━━ Rows

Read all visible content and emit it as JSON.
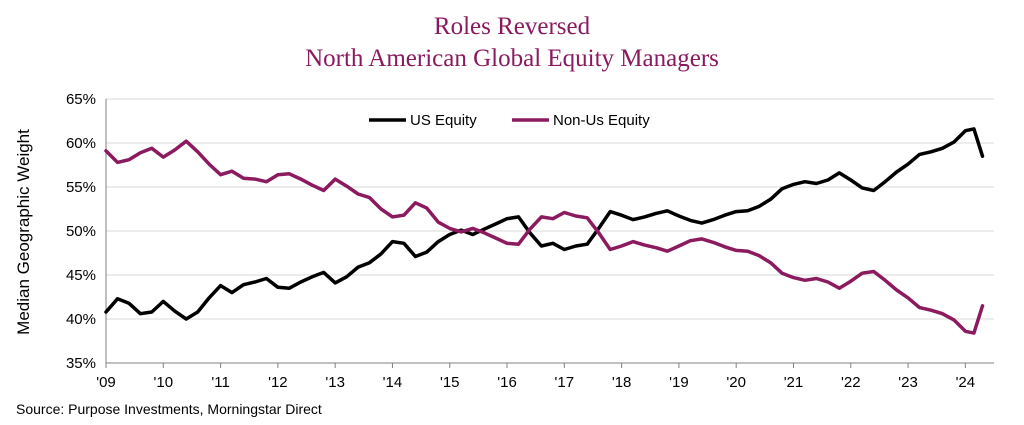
{
  "chart_data": {
    "type": "line",
    "title": "Roles Reversed",
    "subtitle": "North American Global Equity Managers",
    "ylabel": "Median Geographic Weight",
    "xlabel": "",
    "ylim": [
      35,
      65
    ],
    "xlim": [
      2009,
      2024.5
    ],
    "y_ticks": [
      35,
      40,
      45,
      50,
      55,
      60,
      65
    ],
    "y_tick_labels": [
      "35%",
      "40%",
      "45%",
      "50%",
      "55%",
      "60%",
      "65%"
    ],
    "x_ticks": [
      2009,
      2010,
      2011,
      2012,
      2013,
      2014,
      2015,
      2016,
      2017,
      2018,
      2019,
      2020,
      2021,
      2022,
      2023,
      2024
    ],
    "x_tick_labels": [
      "'09",
      "'10",
      "'11",
      "'12",
      "'13",
      "'14",
      "'15",
      "'16",
      "'17",
      "'18",
      "'19",
      "'20",
      "'21",
      "'22",
      "'23",
      "'24"
    ],
    "grid": true,
    "legend_position": "top-center",
    "colors": {
      "us": "#000000",
      "nonus": "#8b1a5e",
      "title": "#8a1a5e",
      "grid": "#d9d9d9",
      "axis": "#808080"
    },
    "series": [
      {
        "name": "US Equity",
        "color": "#000000",
        "x": [
          2009.0,
          2009.2,
          2009.4,
          2009.6,
          2009.8,
          2010.0,
          2010.2,
          2010.4,
          2010.6,
          2010.8,
          2011.0,
          2011.2,
          2011.4,
          2011.6,
          2011.8,
          2012.0,
          2012.2,
          2012.4,
          2012.6,
          2012.8,
          2013.0,
          2013.2,
          2013.4,
          2013.6,
          2013.8,
          2014.0,
          2014.2,
          2014.4,
          2014.6,
          2014.8,
          2015.0,
          2015.2,
          2015.4,
          2015.6,
          2015.8,
          2016.0,
          2016.2,
          2016.4,
          2016.6,
          2016.8,
          2017.0,
          2017.2,
          2017.4,
          2017.6,
          2017.8,
          2018.0,
          2018.2,
          2018.4,
          2018.6,
          2018.8,
          2019.0,
          2019.2,
          2019.4,
          2019.6,
          2019.8,
          2020.0,
          2020.2,
          2020.4,
          2020.6,
          2020.8,
          2021.0,
          2021.2,
          2021.4,
          2021.6,
          2021.8,
          2022.0,
          2022.2,
          2022.4,
          2022.6,
          2022.8,
          2023.0,
          2023.2,
          2023.4,
          2023.6,
          2023.8,
          2024.0,
          2024.15,
          2024.3
        ],
        "values": [
          40.8,
          42.3,
          41.8,
          40.6,
          40.8,
          42.0,
          40.9,
          40.0,
          40.8,
          42.4,
          43.8,
          43.0,
          43.9,
          44.2,
          44.6,
          43.6,
          43.5,
          44.2,
          44.8,
          45.3,
          44.1,
          44.8,
          45.9,
          46.4,
          47.4,
          48.8,
          48.6,
          47.1,
          47.6,
          48.8,
          49.6,
          50.1,
          49.6,
          50.2,
          50.8,
          51.4,
          51.6,
          49.8,
          48.3,
          48.6,
          47.9,
          48.3,
          48.5,
          50.3,
          52.2,
          51.8,
          51.3,
          51.6,
          52.0,
          52.3,
          51.7,
          51.2,
          50.9,
          51.3,
          51.8,
          52.2,
          52.3,
          52.8,
          53.6,
          54.8,
          55.3,
          55.6,
          55.4,
          55.8,
          56.6,
          55.8,
          54.9,
          54.6,
          55.6,
          56.7,
          57.6,
          58.7,
          59.0,
          59.4,
          60.1,
          61.4,
          61.6,
          58.5
        ]
      },
      {
        "name": "Non-Us Equity",
        "color": "#8b1a5e",
        "x": [
          2009.0,
          2009.2,
          2009.4,
          2009.6,
          2009.8,
          2010.0,
          2010.2,
          2010.4,
          2010.6,
          2010.8,
          2011.0,
          2011.2,
          2011.4,
          2011.6,
          2011.8,
          2012.0,
          2012.2,
          2012.4,
          2012.6,
          2012.8,
          2013.0,
          2013.2,
          2013.4,
          2013.6,
          2013.8,
          2014.0,
          2014.2,
          2014.4,
          2014.6,
          2014.8,
          2015.0,
          2015.2,
          2015.4,
          2015.6,
          2015.8,
          2016.0,
          2016.2,
          2016.4,
          2016.6,
          2016.8,
          2017.0,
          2017.2,
          2017.4,
          2017.6,
          2017.8,
          2018.0,
          2018.2,
          2018.4,
          2018.6,
          2018.8,
          2019.0,
          2019.2,
          2019.4,
          2019.6,
          2019.8,
          2020.0,
          2020.2,
          2020.4,
          2020.6,
          2020.8,
          2021.0,
          2021.2,
          2021.4,
          2021.6,
          2021.8,
          2022.0,
          2022.2,
          2022.4,
          2022.6,
          2022.8,
          2023.0,
          2023.2,
          2023.4,
          2023.6,
          2023.8,
          2024.0,
          2024.15,
          2024.3
        ],
        "values": [
          59.1,
          57.8,
          58.1,
          58.9,
          59.4,
          58.4,
          59.2,
          60.2,
          59.0,
          57.6,
          56.4,
          56.8,
          56.0,
          55.9,
          55.6,
          56.4,
          56.5,
          55.9,
          55.2,
          54.6,
          55.9,
          55.1,
          54.2,
          53.8,
          52.5,
          51.6,
          51.8,
          53.2,
          52.6,
          51.0,
          50.3,
          49.9,
          50.3,
          49.8,
          49.2,
          48.6,
          48.5,
          50.2,
          51.6,
          51.4,
          52.1,
          51.7,
          51.5,
          49.8,
          47.9,
          48.3,
          48.8,
          48.4,
          48.1,
          47.7,
          48.3,
          48.9,
          49.1,
          48.7,
          48.2,
          47.8,
          47.7,
          47.2,
          46.4,
          45.2,
          44.7,
          44.4,
          44.6,
          44.2,
          43.5,
          44.3,
          45.2,
          45.4,
          44.4,
          43.3,
          42.4,
          41.3,
          41.0,
          40.6,
          39.9,
          38.6,
          38.4,
          41.5
        ]
      }
    ]
  },
  "source": "Source: Purpose Investments, Morningstar Direct"
}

━━━━

# Written problem
Could you repeat all of the material exactly? Pictures should not be copied.

# Result
Read all visible content and emit it as JSON.
{
  "chart_data": {
    "type": "line",
    "title": "Roles Reversed",
    "subtitle": "North American Global Equity Managers",
    "ylabel": "Median Geographic Weight",
    "xlabel": "",
    "ylim": [
      35,
      65
    ],
    "xlim": [
      2009,
      2024.5
    ],
    "y_ticks": [
      35,
      40,
      45,
      50,
      55,
      60,
      65
    ],
    "y_tick_labels": [
      "35%",
      "40%",
      "45%",
      "50%",
      "55%",
      "60%",
      "65%"
    ],
    "x_ticks": [
      2009,
      2010,
      2011,
      2012,
      2013,
      2014,
      2015,
      2016,
      2017,
      2018,
      2019,
      2020,
      2021,
      2022,
      2023,
      2024
    ],
    "x_tick_labels": [
      "'09",
      "'10",
      "'11",
      "'12",
      "'13",
      "'14",
      "'15",
      "'16",
      "'17",
      "'18",
      "'19",
      "'20",
      "'21",
      "'22",
      "'23",
      "'24"
    ],
    "grid": true,
    "legend_position": "top-center",
    "colors": {
      "us": "#000000",
      "nonus": "#8b1a5e",
      "title": "#8a1a5e",
      "grid": "#d9d9d9",
      "axis": "#808080"
    },
    "series": [
      {
        "name": "US Equity",
        "color": "#000000",
        "x": [
          2009.0,
          2009.2,
          2009.4,
          2009.6,
          2009.8,
          2010.0,
          2010.2,
          2010.4,
          2010.6,
          2010.8,
          2011.0,
          2011.2,
          2011.4,
          2011.6,
          2011.8,
          2012.0,
          2012.2,
          2012.4,
          2012.6,
          2012.8,
          2013.0,
          2013.2,
          2013.4,
          2013.6,
          2013.8,
          2014.0,
          2014.2,
          2014.4,
          2014.6,
          2014.8,
          2015.0,
          2015.2,
          2015.4,
          2015.6,
          2015.8,
          2016.0,
          2016.2,
          2016.4,
          2016.6,
          2016.8,
          2017.0,
          2017.2,
          2017.4,
          2017.6,
          2017.8,
          2018.0,
          2018.2,
          2018.4,
          2018.6,
          2018.8,
          2019.0,
          2019.2,
          2019.4,
          2019.6,
          2019.8,
          2020.0,
          2020.2,
          2020.4,
          2020.6,
          2020.8,
          2021.0,
          2021.2,
          2021.4,
          2021.6,
          2021.8,
          2022.0,
          2022.2,
          2022.4,
          2022.6,
          2022.8,
          2023.0,
          2023.2,
          2023.4,
          2023.6,
          2023.8,
          2024.0,
          2024.15,
          2024.3
        ],
        "values": [
          40.8,
          42.3,
          41.8,
          40.6,
          40.8,
          42.0,
          40.9,
          40.0,
          40.8,
          42.4,
          43.8,
          43.0,
          43.9,
          44.2,
          44.6,
          43.6,
          43.5,
          44.2,
          44.8,
          45.3,
          44.1,
          44.8,
          45.9,
          46.4,
          47.4,
          48.8,
          48.6,
          47.1,
          47.6,
          48.8,
          49.6,
          50.1,
          49.6,
          50.2,
          50.8,
          51.4,
          51.6,
          49.8,
          48.3,
          48.6,
          47.9,
          48.3,
          48.5,
          50.3,
          52.2,
          51.8,
          51.3,
          51.6,
          52.0,
          52.3,
          51.7,
          51.2,
          50.9,
          51.3,
          51.8,
          52.2,
          52.3,
          52.8,
          53.6,
          54.8,
          55.3,
          55.6,
          55.4,
          55.8,
          56.6,
          55.8,
          54.9,
          54.6,
          55.6,
          56.7,
          57.6,
          58.7,
          59.0,
          59.4,
          60.1,
          61.4,
          61.6,
          58.5
        ]
      },
      {
        "name": "Non-Us Equity",
        "color": "#8b1a5e",
        "x": [
          2009.0,
          2009.2,
          2009.4,
          2009.6,
          2009.8,
          2010.0,
          2010.2,
          2010.4,
          2010.6,
          2010.8,
          2011.0,
          2011.2,
          2011.4,
          2011.6,
          2011.8,
          2012.0,
          2012.2,
          2012.4,
          2012.6,
          2012.8,
          2013.0,
          2013.2,
          2013.4,
          2013.6,
          2013.8,
          2014.0,
          2014.2,
          2014.4,
          2014.6,
          2014.8,
          2015.0,
          2015.2,
          2015.4,
          2015.6,
          2015.8,
          2016.0,
          2016.2,
          2016.4,
          2016.6,
          2016.8,
          2017.0,
          2017.2,
          2017.4,
          2017.6,
          2017.8,
          2018.0,
          2018.2,
          2018.4,
          2018.6,
          2018.8,
          2019.0,
          2019.2,
          2019.4,
          2019.6,
          2019.8,
          2020.0,
          2020.2,
          2020.4,
          2020.6,
          2020.8,
          2021.0,
          2021.2,
          2021.4,
          2021.6,
          2021.8,
          2022.0,
          2022.2,
          2022.4,
          2022.6,
          2022.8,
          2023.0,
          2023.2,
          2023.4,
          2023.6,
          2023.8,
          2024.0,
          2024.15,
          2024.3
        ],
        "values": [
          59.1,
          57.8,
          58.1,
          58.9,
          59.4,
          58.4,
          59.2,
          60.2,
          59.0,
          57.6,
          56.4,
          56.8,
          56.0,
          55.9,
          55.6,
          56.4,
          56.5,
          55.9,
          55.2,
          54.6,
          55.9,
          55.1,
          54.2,
          53.8,
          52.5,
          51.6,
          51.8,
          53.2,
          52.6,
          51.0,
          50.3,
          49.9,
          50.3,
          49.8,
          49.2,
          48.6,
          48.5,
          50.2,
          51.6,
          51.4,
          52.1,
          51.7,
          51.5,
          49.8,
          47.9,
          48.3,
          48.8,
          48.4,
          48.1,
          47.7,
          48.3,
          48.9,
          49.1,
          48.7,
          48.2,
          47.8,
          47.7,
          47.2,
          46.4,
          45.2,
          44.7,
          44.4,
          44.6,
          44.2,
          43.5,
          44.3,
          45.2,
          45.4,
          44.4,
          43.3,
          42.4,
          41.3,
          41.0,
          40.6,
          39.9,
          38.6,
          38.4,
          41.5
        ]
      }
    ]
  },
  "source": "Source: Purpose Investments, Morningstar Direct"
}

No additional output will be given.